### EXERCISE
Write out the listing exactly as it is given.

### SUPPLIED RECORDS
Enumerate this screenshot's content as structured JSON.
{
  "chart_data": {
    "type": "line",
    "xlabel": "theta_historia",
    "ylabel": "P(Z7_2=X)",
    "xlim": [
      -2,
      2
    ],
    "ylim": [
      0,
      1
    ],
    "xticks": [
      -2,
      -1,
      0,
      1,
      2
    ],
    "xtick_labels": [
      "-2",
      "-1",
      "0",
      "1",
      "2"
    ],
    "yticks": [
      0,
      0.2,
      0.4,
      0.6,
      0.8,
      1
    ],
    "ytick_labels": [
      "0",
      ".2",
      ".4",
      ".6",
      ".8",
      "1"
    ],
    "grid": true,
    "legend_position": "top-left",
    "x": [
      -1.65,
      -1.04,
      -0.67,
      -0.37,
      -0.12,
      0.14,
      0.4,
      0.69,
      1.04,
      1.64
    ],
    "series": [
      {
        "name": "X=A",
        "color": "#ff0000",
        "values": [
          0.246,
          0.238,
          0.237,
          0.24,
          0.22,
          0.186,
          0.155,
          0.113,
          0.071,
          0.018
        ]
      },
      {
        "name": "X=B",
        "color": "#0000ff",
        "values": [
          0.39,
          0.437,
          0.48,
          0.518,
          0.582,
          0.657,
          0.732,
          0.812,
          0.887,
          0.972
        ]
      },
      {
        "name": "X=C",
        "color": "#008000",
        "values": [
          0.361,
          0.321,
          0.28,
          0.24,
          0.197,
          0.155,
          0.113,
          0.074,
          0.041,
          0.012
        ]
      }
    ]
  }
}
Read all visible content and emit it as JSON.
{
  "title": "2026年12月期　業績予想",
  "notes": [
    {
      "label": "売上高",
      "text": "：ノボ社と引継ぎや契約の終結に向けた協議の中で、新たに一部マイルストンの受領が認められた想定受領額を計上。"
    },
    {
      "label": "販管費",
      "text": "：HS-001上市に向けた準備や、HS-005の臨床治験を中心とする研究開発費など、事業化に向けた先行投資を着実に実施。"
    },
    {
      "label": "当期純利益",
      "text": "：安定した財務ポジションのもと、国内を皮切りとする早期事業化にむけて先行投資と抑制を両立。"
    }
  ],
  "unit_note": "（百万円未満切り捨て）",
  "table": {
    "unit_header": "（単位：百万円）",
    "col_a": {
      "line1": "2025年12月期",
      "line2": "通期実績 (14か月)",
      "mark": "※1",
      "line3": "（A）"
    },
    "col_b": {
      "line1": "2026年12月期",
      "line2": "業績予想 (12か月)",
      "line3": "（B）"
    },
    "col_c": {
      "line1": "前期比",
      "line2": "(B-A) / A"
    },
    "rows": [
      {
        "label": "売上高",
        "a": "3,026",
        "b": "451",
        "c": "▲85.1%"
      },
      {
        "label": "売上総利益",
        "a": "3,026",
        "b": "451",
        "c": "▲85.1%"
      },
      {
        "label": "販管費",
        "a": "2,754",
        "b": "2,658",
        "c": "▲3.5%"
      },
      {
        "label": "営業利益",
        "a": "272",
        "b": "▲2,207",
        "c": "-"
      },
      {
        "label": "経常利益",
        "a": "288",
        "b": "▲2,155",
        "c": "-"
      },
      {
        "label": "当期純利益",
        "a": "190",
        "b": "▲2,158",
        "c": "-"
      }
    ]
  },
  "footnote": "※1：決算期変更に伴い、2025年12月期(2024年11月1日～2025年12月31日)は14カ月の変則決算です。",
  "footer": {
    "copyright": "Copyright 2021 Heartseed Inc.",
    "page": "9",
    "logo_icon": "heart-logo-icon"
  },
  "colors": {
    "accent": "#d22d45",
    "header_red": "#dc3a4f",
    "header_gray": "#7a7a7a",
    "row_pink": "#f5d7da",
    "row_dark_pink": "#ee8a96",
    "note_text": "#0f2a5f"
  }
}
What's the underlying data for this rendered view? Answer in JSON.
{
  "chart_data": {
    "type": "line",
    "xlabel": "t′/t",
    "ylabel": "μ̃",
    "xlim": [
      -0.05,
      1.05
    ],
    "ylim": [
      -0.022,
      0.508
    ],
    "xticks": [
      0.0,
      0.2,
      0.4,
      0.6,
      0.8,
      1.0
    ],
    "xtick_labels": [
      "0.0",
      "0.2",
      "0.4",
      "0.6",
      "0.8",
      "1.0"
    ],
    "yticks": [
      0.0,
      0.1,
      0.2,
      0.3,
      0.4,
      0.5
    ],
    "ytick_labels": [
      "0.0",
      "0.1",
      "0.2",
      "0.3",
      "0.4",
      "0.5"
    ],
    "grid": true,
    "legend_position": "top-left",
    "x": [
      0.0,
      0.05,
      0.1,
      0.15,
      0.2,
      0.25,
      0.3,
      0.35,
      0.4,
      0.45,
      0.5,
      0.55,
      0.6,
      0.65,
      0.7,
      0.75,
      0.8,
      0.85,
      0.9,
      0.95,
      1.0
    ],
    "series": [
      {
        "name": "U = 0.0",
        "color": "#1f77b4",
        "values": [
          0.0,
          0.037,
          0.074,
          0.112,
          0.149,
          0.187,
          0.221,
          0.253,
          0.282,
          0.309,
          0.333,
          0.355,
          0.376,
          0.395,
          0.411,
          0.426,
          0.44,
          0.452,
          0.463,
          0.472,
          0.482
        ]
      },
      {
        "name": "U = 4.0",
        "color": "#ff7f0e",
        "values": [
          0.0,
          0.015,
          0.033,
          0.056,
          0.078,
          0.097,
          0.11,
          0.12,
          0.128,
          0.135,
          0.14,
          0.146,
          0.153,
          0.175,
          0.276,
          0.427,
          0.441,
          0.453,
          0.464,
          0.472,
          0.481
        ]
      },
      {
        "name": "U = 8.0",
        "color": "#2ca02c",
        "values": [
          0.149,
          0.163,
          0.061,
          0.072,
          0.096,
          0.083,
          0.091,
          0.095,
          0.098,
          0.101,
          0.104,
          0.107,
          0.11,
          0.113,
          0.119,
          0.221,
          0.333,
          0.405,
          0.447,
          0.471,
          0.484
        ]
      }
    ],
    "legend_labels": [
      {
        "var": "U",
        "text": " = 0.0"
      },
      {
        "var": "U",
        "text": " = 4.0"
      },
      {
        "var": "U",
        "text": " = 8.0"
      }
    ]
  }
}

### RESPONSE
Enumerate this screenshot's content as structured JSON.
{
  "chart_data": {
    "type": "line",
    "xlabel": "theta_historia",
    "ylabel": "P(Z7_2=X)",
    "xlim": [
      -2,
      2
    ],
    "ylim": [
      0,
      1
    ],
    "xticks": [
      -2,
      -1,
      0,
      1,
      2
    ],
    "xtick_labels": [
      "-2",
      "-1",
      "0",
      "1",
      "2"
    ],
    "yticks": [
      0,
      0.2,
      0.4,
      0.6,
      0.8,
      1
    ],
    "ytick_labels": [
      "0",
      ".2",
      ".4",
      ".6",
      ".8",
      "1"
    ],
    "grid": true,
    "legend_position": "top-left",
    "x": [
      -1.65,
      -1.04,
      -0.67,
      -0.37,
      -0.12,
      0.14,
      0.4,
      0.69,
      1.04,
      1.64
    ],
    "series": [
      {
        "name": "X=A",
        "color": "#ff0000",
        "values": [
          0.246,
          0.238,
          0.237,
          0.24,
          0.22,
          0.186,
          0.155,
          0.113,
          0.071,
          0.018
        ]
      },
      {
        "name": "X=B",
        "color": "#0000ff",
        "values": [
          0.39,
          0.437,
          0.48,
          0.518,
          0.582,
          0.657,
          0.732,
          0.812,
          0.887,
          0.972
        ]
      },
      {
        "name": "X=C",
        "color": "#008000",
        "values": [
          0.361,
          0.321,
          0.28,
          0.24,
          0.197,
          0.155,
          0.113,
          0.074,
          0.041,
          0.012
        ]
      }
    ]
  }
}
Read all visible content and emit it as JSON.
{
  "title": "2026年12月期　業績予想",
  "notes": [
    {
      "label": "売上高",
      "text": "：ノボ社と引継ぎや契約の終結に向けた協議の中で、新たに一部マイルストンの受領が認められた想定受領額を計上。"
    },
    {
      "label": "販管費",
      "text": "：HS-001上市に向けた準備や、HS-005の臨床治験を中心とする研究開発費など、事業化に向けた先行投資を着実に実施。"
    },
    {
      "label": "当期純利益",
      "text": "：安定した財務ポジションのもと、国内を皮切りとする早期事業化にむけて先行投資と抑制を両立。"
    }
  ],
  "unit_note": "（百万円未満切り捨て）",
  "table": {
    "unit_header": "（単位：百万円）",
    "col_a": {
      "line1": "2025年12月期",
      "line2": "通期実績 (14か月)",
      "mark": "※1",
      "line3": "（A）"
    },
    "col_b": {
      "line1": "2026年12月期",
      "line2": "業績予想 (12か月)",
      "line3": "（B）"
    },
    "col_c": {
      "line1": "前期比",
      "line2": "(B-A) / A"
    },
    "rows": [
      {
        "label": "売上高",
        "a": "3,026",
        "b": "451",
        "c": "▲85.1%"
      },
      {
        "label": "売上総利益",
        "a": "3,026",
        "b": "451",
        "c": "▲85.1%"
      },
      {
        "label": "販管費",
        "a": "2,754",
        "b": "2,658",
        "c": "▲3.5%"
      },
      {
        "label": "営業利益",
        "a": "272",
        "b": "▲2,207",
        "c": "-"
      },
      {
        "label": "経常利益",
        "a": "288",
        "b": "▲2,155",
        "c": "-"
      },
      {
        "label": "当期純利益",
        "a": "190",
        "b": "▲2,158",
        "c": "-"
      }
    ]
  },
  "footnote": "※1：決算期変更に伴い、2025年12月期(2024年11月1日～2025年12月31日)は14カ月の変則決算です。",
  "footer": {
    "copyright": "Copyright 2021 Heartseed Inc.",
    "page": "9",
    "logo_icon": "heart-logo-icon"
  },
  "colors": {
    "accent": "#d22d45",
    "header_red": "#dc3a4f",
    "header_gray": "#7a7a7a",
    "row_pink": "#f5d7da",
    "row_dark_pink": "#ee8a96",
    "note_text": "#0f2a5f"
  }
}
What's the underlying data for this rendered view? Answer in JSON.
{
  "chart_data": {
    "type": "line",
    "xlabel": "t′/t",
    "ylabel": "μ̃",
    "xlim": [
      -0.05,
      1.05
    ],
    "ylim": [
      -0.022,
      0.508
    ],
    "xticks": [
      0.0,
      0.2,
      0.4,
      0.6,
      0.8,
      1.0
    ],
    "xtick_labels": [
      "0.0",
      "0.2",
      "0.4",
      "0.6",
      "0.8",
      "1.0"
    ],
    "yticks": [
      0.0,
      0.1,
      0.2,
      0.3,
      0.4,
      0.5
    ],
    "ytick_labels": [
      "0.0",
      "0.1",
      "0.2",
      "0.3",
      "0.4",
      "0.5"
    ],
    "grid": true,
    "legend_position": "top-left",
    "x": [
      0.0,
      0.05,
      0.1,
      0.15,
      0.2,
      0.25,
      0.3,
      0.35,
      0.4,
      0.45,
      0.5,
      0.55,
      0.6,
      0.65,
      0.7,
      0.75,
      0.8,
      0.85,
      0.9,
      0.95,
      1.0
    ],
    "series": [
      {
        "name": "U = 0.0",
        "color": "#1f77b4",
        "values": [
          0.0,
          0.037,
          0.074,
          0.112,
          0.149,
          0.187,
          0.221,
          0.253,
          0.282,
          0.309,
          0.333,
          0.355,
          0.376,
          0.395,
          0.411,
          0.426,
          0.44,
          0.452,
          0.463,
          0.472,
          0.482
        ]
      },
      {
        "name": "U = 4.0",
        "color": "#ff7f0e",
        "values": [
          0.0,
          0.015,
          0.033,
          0.056,
          0.078,
          0.097,
          0.11,
          0.12,
          0.128,
          0.135,
          0.14,
          0.146,
          0.153,
          0.175,
          0.276,
          0.427,
          0.441,
          0.453,
          0.464,
          0.472,
          0.481
        ]
      },
      {
        "name": "U = 8.0",
        "color": "#2ca02c",
        "values": [
          0.149,
          0.163,
          0.061,
          0.072,
          0.096,
          0.083,
          0.091,
          0.095,
          0.098,
          0.101,
          0.104,
          0.107,
          0.11,
          0.113,
          0.119,
          0.221,
          0.333,
          0.405,
          0.447,
          0.471,
          0.484
        ]
      }
    ],
    "legend_labels": [
      {
        "var": "U",
        "text": " = 0.0"
      },
      {
        "var": "U",
        "text": " = 4.0"
      },
      {
        "var": "U",
        "text": " = 8.0"
      }
    ]
  }
}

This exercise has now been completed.